Problem description ▸
Your task is to give the data again, exactly, with every line intact.

>> Begin Listing

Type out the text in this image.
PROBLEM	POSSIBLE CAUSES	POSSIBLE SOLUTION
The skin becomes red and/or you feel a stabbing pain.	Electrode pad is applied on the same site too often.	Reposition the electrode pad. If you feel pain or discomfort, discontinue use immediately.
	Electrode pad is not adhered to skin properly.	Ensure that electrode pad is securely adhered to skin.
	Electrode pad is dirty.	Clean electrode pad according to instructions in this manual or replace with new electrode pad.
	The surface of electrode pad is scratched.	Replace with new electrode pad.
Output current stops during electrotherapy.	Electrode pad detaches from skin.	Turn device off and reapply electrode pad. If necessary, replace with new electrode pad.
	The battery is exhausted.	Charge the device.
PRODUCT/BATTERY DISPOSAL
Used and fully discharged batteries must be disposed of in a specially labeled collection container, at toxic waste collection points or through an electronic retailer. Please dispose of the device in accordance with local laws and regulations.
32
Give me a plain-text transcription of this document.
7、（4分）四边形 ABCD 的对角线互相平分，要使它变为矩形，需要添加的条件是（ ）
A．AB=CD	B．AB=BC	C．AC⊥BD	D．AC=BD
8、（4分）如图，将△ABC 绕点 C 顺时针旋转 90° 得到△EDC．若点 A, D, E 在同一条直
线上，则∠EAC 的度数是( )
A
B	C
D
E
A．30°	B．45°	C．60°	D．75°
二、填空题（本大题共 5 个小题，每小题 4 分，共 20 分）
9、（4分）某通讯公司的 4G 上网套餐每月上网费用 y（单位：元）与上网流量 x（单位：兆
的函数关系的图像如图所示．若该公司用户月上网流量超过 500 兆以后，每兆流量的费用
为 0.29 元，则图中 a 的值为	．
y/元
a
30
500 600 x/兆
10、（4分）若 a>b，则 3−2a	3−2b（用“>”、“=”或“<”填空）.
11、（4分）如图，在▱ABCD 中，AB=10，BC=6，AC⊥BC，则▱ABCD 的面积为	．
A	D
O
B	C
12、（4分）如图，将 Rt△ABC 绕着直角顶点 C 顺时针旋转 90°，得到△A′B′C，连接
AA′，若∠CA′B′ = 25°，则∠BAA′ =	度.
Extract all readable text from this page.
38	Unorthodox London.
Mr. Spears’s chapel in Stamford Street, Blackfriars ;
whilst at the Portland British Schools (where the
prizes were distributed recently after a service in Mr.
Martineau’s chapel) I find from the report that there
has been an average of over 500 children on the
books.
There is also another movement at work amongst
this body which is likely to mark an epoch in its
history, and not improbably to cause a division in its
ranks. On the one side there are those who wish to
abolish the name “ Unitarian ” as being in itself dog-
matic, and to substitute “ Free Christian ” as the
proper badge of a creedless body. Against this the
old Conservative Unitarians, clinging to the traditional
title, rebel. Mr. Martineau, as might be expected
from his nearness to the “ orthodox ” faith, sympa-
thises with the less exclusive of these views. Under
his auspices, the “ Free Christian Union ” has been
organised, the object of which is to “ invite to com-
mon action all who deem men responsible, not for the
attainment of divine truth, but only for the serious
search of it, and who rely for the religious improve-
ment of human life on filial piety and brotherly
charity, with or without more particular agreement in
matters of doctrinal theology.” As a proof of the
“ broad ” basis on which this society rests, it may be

>> End Listing

Response to the task ▸
Type out the text in this image.
PROBLEM	POSSIBLE CAUSES	POSSIBLE SOLUTION
The skin becomes red and/or you feel a stabbing pain.	Electrode pad is applied on the same site too often.	Reposition the electrode pad. If you feel pain or discomfort, discontinue use immediately.
	Electrode pad is not adhered to skin properly.	Ensure that electrode pad is securely adhered to skin.
	Electrode pad is dirty.	Clean electrode pad according to instructions in this manual or replace with new electrode pad.
	The surface of electrode pad is scratched.	Replace with new electrode pad.
Output current stops during electrotherapy.	Electrode pad detaches from skin.	Turn device off and reapply electrode pad. If necessary, replace with new electrode pad.
	The battery is exhausted.	Charge the device.
PRODUCT/BATTERY DISPOSAL
Used and fully discharged batteries must be disposed of in a specially labeled collection container, at toxic waste collection points or through an electronic retailer. Please dispose of the device in accordance with local laws and regulations.
32
Give me a plain-text transcription of this document.
7、（4分）四边形 ABCD 的对角线互相平分，要使它变为矩形，需要添加的条件是（ ）
A．AB=CD	B．AB=BC	C．AC⊥BD	D．AC=BD
8、（4分）如图，将△ABC 绕点 C 顺时针旋转 90° 得到△EDC．若点 A, D, E 在同一条直
线上，则∠EAC 的度数是( )
A
B	C
D
E
A．30°	B．45°	C．60°	D．75°
二、填空题（本大题共 5 个小题，每小题 4 分，共 20 分）
9、（4分）某通讯公司的 4G 上网套餐每月上网费用 y（单位：元）与上网流量 x（单位：兆
的函数关系的图像如图所示．若该公司用户月上网流量超过 500 兆以后，每兆流量的费用
为 0.29 元，则图中 a 的值为	．
y/元
a
30
500 600 x/兆
10、（4分）若 a>b，则 3−2a	3−2b（用“>”、“=”或“<”填空）.
11、（4分）如图，在▱ABCD 中，AB=10，BC=6，AC⊥BC，则▱ABCD 的面积为	．
A	D
O
B	C
12、（4分）如图，将 Rt△ABC 绕着直角顶点 C 顺时针旋转 90°，得到△A′B′C，连接
AA′，若∠CA′B′ = 25°，则∠BAA′ =	度.
Extract all readable text from this page.
38	Unorthodox London.
Mr. Spears’s chapel in Stamford Street, Blackfriars ;
whilst at the Portland British Schools (where the
prizes were distributed recently after a service in Mr.
Martineau’s chapel) I find from the report that there
has been an average of over 500 children on the
books.
There is also another movement at work amongst
this body which is likely to mark an epoch in its
history, and not improbably to cause a division in its
ranks. On the one side there are those who wish to
abolish the name “ Unitarian ” as being in itself dog-
matic, and to substitute “ Free Christian ” as the
proper badge of a creedless body. Against this the
old Conservative Unitarians, clinging to the traditional
title, rebel. Mr. Martineau, as might be expected
from his nearness to the “ orthodox ” faith, sympa-
thises with the less exclusive of these views. Under
his auspices, the “ Free Christian Union ” has been
organised, the object of which is to “ invite to com-
mon action all who deem men responsible, not for the
attainment of divine truth, but only for the serious
search of it, and who rely for the religious improve-
ment of human life on filial piety and brotherly
charity, with or without more particular agreement in
matters of doctrinal theology.” As a proof of the
“ broad ” basis on which this society rests, it may be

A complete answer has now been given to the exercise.